WORK TO DO: Identify each line of the listing below that contains the word "задовільнимрівнем", with case counting, and copy those lines.

### THE RECORDS ###

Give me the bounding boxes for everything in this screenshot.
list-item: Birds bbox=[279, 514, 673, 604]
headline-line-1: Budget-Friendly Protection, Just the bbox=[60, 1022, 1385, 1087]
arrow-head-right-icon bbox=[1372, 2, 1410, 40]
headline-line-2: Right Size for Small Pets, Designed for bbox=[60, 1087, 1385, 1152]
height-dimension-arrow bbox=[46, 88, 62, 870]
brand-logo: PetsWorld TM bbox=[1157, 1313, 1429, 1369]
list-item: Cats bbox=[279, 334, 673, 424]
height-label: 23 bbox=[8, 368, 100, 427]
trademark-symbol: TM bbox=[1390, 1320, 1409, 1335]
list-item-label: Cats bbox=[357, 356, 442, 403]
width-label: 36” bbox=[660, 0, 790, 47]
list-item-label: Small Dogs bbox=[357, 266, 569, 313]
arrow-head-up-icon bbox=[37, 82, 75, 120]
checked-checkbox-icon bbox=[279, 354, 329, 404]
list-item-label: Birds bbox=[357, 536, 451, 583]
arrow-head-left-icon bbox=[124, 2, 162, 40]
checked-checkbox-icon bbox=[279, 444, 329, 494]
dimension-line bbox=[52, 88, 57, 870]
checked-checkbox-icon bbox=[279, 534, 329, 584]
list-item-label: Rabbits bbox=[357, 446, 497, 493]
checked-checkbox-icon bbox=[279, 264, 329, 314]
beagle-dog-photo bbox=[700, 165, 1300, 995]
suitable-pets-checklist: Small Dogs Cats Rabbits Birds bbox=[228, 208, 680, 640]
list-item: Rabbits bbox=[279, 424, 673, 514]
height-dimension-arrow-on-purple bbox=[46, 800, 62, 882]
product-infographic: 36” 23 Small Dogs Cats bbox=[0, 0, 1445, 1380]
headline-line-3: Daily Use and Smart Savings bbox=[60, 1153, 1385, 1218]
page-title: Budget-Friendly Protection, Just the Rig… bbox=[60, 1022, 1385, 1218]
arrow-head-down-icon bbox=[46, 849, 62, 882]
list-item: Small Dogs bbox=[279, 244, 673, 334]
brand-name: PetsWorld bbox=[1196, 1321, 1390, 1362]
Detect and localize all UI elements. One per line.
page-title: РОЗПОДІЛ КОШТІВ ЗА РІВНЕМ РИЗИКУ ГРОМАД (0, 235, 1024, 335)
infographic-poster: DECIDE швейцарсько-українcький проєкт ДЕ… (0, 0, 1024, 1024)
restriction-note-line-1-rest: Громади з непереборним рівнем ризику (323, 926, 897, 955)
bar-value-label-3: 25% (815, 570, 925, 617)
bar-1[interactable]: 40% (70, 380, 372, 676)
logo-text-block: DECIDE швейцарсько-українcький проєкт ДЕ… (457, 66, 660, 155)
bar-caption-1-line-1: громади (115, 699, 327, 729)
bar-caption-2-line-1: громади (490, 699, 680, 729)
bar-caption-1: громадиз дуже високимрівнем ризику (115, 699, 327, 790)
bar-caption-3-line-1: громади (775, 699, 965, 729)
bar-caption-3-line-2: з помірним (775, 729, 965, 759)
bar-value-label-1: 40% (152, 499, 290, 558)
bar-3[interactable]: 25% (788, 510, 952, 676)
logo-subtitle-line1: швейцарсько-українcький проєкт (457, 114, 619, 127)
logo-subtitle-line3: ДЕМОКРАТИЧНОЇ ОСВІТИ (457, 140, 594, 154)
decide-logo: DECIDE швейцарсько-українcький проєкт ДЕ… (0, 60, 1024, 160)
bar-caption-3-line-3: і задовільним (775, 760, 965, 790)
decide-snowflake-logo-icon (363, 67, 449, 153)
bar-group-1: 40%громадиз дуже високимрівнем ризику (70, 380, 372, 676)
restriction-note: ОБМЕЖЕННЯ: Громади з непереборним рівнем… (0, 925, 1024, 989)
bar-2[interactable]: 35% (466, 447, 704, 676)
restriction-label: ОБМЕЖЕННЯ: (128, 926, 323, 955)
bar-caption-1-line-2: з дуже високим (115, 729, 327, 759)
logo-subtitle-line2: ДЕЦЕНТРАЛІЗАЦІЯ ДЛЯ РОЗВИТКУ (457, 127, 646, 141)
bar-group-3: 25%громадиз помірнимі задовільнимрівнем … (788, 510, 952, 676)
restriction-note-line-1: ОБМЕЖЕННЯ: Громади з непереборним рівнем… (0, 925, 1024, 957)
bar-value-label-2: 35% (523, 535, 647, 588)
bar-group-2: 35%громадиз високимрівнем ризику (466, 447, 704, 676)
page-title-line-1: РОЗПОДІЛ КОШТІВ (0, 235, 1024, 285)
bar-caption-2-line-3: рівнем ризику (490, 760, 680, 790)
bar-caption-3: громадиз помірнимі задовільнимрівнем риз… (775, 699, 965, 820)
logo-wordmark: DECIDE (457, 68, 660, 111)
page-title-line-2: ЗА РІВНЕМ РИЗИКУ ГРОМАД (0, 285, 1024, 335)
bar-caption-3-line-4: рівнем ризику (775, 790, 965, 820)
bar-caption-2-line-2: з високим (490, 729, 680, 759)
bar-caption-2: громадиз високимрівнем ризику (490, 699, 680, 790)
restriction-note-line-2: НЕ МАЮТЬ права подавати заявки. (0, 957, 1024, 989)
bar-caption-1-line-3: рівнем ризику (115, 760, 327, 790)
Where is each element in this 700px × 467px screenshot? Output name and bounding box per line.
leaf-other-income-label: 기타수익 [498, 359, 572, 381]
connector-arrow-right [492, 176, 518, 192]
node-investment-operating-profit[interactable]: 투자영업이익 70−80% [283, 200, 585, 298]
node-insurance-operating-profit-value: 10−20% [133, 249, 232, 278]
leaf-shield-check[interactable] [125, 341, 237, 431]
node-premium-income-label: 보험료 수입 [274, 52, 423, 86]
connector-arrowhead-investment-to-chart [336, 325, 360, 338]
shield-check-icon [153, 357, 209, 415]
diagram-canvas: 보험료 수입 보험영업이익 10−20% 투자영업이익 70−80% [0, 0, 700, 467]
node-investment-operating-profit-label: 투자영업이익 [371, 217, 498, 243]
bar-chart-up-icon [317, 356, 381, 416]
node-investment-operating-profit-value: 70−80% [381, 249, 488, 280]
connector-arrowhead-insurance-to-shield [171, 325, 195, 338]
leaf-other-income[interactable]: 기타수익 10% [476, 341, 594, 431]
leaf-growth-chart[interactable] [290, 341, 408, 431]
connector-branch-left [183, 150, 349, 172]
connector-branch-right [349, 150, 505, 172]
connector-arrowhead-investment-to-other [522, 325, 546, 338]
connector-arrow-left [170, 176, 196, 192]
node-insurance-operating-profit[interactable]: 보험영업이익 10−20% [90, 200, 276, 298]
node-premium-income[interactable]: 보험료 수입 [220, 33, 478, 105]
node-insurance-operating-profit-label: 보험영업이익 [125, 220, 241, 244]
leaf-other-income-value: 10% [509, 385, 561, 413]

###

RESULT BELOW:
bar-group-3: 25%громадиз помірнимі задовільнимрівнем … (788, 510, 952, 676)
bar-caption-3: громадиз помірнимі задовільнимрівнем риз… (775, 699, 965, 820)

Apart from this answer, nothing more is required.